Your goal: Please report every line from the material that contains the word "ECMWF".

Extracted material:
□ □ □

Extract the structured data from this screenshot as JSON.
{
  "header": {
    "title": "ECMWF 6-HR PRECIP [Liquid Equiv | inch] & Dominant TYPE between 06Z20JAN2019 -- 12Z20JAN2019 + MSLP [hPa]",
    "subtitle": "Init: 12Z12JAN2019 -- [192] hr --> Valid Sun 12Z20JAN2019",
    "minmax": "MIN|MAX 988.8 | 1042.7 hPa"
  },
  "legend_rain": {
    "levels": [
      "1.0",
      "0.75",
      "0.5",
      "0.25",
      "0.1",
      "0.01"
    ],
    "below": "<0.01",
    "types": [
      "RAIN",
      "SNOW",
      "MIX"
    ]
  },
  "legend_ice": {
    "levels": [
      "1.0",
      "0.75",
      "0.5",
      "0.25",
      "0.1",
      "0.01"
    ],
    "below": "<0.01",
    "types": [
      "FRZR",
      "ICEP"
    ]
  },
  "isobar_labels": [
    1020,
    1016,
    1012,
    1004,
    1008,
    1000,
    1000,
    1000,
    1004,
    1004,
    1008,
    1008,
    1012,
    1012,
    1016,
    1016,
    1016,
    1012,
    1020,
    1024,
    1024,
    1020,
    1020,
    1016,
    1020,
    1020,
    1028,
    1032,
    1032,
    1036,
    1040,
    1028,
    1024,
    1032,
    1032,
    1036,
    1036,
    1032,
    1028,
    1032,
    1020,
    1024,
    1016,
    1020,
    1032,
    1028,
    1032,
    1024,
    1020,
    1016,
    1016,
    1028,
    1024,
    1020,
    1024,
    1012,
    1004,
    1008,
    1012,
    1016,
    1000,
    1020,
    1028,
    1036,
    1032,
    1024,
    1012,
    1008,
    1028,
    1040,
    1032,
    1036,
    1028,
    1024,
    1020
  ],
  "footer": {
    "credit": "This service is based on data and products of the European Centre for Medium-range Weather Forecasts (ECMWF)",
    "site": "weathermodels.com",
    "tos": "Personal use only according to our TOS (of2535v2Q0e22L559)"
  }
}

□ □ □

Response:
    "title": "ECMWF 6-HR PRECIP [Liquid Equiv | inch] & Dominant TYPE between 06Z20JAN2019 -- 12Z20JAN2019 + MSLP [hPa]",
    "credit": "This service is based on data and products of the European Centre for Medium-range Weather Forecasts (ECMWF)",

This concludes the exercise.